Given data
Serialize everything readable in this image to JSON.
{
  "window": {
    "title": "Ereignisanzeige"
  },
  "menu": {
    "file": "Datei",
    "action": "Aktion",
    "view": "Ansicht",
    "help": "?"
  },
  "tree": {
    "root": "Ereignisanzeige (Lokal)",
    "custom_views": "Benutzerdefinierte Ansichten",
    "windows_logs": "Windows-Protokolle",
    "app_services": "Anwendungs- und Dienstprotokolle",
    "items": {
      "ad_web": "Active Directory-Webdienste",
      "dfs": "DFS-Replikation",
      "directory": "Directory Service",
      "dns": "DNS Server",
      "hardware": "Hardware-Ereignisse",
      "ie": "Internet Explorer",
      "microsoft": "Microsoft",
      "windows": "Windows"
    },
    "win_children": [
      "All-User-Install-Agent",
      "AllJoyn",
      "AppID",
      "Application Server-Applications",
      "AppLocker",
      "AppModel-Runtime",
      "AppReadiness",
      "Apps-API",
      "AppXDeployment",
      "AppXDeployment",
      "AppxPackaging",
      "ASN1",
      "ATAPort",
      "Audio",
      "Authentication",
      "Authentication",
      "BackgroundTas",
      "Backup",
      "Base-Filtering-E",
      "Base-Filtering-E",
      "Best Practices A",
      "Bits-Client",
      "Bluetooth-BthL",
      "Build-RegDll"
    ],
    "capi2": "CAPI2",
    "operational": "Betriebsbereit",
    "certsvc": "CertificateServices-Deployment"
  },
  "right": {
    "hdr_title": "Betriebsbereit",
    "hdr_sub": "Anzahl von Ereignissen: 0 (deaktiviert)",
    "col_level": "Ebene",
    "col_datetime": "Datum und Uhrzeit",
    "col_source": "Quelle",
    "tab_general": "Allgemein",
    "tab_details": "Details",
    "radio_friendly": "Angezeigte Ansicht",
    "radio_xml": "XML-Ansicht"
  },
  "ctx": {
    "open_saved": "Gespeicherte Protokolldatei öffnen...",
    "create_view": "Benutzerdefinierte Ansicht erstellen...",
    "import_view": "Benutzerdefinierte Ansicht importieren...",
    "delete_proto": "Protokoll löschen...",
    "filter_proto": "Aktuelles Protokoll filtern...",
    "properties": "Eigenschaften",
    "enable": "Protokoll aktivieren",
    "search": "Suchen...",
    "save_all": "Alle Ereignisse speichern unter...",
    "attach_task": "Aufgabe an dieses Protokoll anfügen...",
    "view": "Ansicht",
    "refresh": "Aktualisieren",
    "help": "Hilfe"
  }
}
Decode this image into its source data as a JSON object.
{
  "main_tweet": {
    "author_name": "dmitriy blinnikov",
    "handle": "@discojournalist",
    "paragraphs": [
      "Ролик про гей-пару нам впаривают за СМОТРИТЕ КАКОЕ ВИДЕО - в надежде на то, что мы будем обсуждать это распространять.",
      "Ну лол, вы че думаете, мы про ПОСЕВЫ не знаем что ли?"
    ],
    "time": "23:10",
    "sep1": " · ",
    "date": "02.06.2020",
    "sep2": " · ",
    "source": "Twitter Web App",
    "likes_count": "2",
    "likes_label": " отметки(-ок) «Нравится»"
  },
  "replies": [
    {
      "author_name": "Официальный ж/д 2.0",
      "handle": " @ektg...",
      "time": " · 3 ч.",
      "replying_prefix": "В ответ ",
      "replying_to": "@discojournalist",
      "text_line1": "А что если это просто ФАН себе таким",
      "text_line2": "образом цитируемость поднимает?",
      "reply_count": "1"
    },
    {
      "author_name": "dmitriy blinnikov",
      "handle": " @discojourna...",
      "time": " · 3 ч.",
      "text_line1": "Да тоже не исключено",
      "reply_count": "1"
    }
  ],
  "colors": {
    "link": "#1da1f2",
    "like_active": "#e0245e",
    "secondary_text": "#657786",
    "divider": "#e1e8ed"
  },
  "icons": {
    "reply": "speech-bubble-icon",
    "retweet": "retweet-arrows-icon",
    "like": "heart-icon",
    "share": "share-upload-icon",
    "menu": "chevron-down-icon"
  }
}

What you are asked to do
Gather every line containing the word "Windows" and copy it.

Answer to this exercise
    "windows_logs": "Windows-Protokolle",
      "windows": "Windows"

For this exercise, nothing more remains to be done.